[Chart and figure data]
◇ ◇ ◇ ◇ ◇ ◇ ◇

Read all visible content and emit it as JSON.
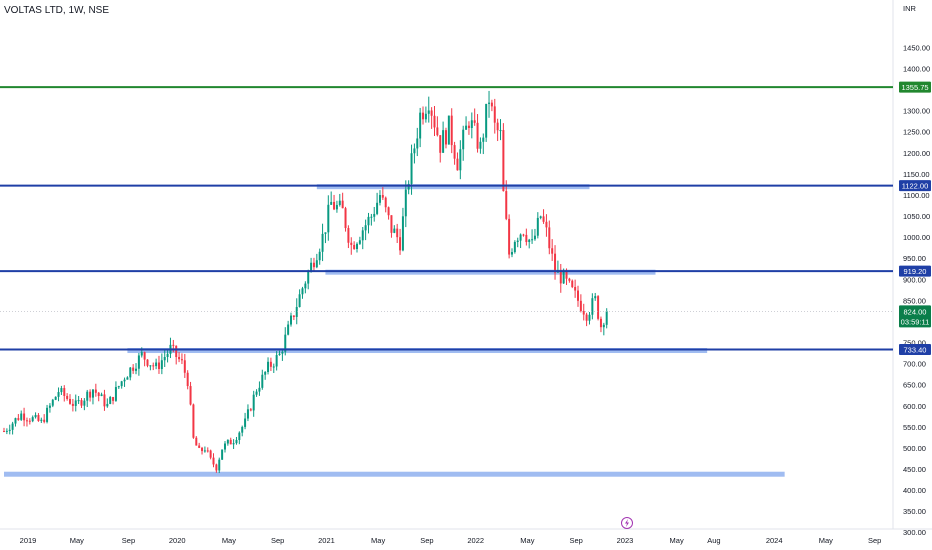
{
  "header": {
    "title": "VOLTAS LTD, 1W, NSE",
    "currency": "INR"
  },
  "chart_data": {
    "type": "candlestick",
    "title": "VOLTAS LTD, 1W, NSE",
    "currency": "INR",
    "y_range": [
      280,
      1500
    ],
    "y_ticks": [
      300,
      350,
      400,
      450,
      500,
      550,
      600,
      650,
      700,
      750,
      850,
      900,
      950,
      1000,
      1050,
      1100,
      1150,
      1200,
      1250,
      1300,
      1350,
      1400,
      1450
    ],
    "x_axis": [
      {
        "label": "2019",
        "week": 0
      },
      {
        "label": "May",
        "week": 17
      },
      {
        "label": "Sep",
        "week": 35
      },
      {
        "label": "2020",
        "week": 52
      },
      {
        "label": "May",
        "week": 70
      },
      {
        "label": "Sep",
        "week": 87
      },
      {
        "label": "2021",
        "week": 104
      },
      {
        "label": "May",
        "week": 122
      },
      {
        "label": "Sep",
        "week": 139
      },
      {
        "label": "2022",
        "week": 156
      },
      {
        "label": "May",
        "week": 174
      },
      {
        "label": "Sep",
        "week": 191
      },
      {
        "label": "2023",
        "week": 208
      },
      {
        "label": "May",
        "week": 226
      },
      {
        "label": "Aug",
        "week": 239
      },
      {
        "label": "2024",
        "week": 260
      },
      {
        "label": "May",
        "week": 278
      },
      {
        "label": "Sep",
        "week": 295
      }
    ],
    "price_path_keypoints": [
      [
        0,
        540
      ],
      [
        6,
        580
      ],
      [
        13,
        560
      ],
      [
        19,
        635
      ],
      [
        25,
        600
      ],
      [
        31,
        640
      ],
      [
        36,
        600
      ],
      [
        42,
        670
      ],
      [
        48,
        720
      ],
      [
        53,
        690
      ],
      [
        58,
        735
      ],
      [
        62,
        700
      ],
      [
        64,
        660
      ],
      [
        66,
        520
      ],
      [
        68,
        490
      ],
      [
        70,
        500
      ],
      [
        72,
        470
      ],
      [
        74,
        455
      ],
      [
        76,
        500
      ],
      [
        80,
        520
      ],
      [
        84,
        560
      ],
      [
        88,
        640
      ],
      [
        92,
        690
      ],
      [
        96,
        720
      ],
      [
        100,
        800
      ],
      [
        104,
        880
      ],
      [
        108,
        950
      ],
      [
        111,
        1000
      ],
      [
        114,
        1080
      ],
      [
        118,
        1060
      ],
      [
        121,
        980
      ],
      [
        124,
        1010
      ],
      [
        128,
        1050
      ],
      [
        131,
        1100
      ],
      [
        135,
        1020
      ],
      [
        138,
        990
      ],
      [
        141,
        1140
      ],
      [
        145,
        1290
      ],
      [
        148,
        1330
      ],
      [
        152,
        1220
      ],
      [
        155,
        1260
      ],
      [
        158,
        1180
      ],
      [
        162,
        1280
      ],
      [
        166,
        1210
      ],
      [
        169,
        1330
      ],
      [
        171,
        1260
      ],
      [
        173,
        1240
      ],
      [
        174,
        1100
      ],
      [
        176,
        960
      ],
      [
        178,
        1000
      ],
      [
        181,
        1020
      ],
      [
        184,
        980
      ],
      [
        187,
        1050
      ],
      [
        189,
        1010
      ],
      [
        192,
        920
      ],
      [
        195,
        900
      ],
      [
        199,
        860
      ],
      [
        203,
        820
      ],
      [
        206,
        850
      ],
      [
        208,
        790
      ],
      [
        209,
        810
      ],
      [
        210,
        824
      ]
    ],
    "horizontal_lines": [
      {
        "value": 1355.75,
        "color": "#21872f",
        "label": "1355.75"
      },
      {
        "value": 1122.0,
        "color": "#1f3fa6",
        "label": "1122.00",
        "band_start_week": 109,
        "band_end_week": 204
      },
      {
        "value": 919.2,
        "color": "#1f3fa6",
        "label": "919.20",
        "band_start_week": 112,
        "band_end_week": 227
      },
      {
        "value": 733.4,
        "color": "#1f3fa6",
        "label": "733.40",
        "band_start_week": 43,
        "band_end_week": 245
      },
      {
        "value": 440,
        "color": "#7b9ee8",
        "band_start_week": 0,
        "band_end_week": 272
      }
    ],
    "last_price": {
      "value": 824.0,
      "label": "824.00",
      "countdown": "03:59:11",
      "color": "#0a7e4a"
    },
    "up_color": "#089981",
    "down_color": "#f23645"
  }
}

◇ ◇ ◇ ◇ ◇ ◇ ◇

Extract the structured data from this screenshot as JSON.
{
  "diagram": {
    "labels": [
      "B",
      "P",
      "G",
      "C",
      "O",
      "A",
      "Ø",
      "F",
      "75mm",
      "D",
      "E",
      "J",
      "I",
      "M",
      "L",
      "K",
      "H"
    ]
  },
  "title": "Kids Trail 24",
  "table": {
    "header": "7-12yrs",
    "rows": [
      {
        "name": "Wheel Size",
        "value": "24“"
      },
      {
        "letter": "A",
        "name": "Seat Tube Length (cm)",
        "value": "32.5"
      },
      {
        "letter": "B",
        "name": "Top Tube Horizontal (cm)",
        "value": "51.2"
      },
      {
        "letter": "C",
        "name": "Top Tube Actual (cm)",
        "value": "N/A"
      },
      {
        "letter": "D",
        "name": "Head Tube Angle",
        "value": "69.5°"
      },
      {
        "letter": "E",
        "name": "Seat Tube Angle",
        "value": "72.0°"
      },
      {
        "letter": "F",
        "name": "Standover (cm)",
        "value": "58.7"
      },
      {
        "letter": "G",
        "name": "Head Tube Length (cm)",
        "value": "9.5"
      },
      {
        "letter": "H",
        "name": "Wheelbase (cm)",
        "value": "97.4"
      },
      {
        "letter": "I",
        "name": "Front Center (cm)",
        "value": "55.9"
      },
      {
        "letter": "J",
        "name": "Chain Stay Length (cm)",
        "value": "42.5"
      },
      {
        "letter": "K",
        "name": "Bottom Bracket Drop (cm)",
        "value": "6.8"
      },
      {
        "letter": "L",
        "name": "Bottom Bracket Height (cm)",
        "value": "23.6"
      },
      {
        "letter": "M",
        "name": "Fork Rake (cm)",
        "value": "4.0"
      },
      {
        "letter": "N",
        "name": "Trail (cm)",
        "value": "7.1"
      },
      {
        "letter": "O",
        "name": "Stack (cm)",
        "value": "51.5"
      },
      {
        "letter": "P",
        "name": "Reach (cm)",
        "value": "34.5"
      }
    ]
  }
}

◇ ◇ ◇ ◇ ◇ ◇ ◇

[Exercise]
Copy every line of the entries above in which "Length" occurs.

[Exercise response]
        "name": "Seat Tube Length (cm)",
        "name": "Head Tube Length (cm)",
        "name": "Chain Stay Length (cm)",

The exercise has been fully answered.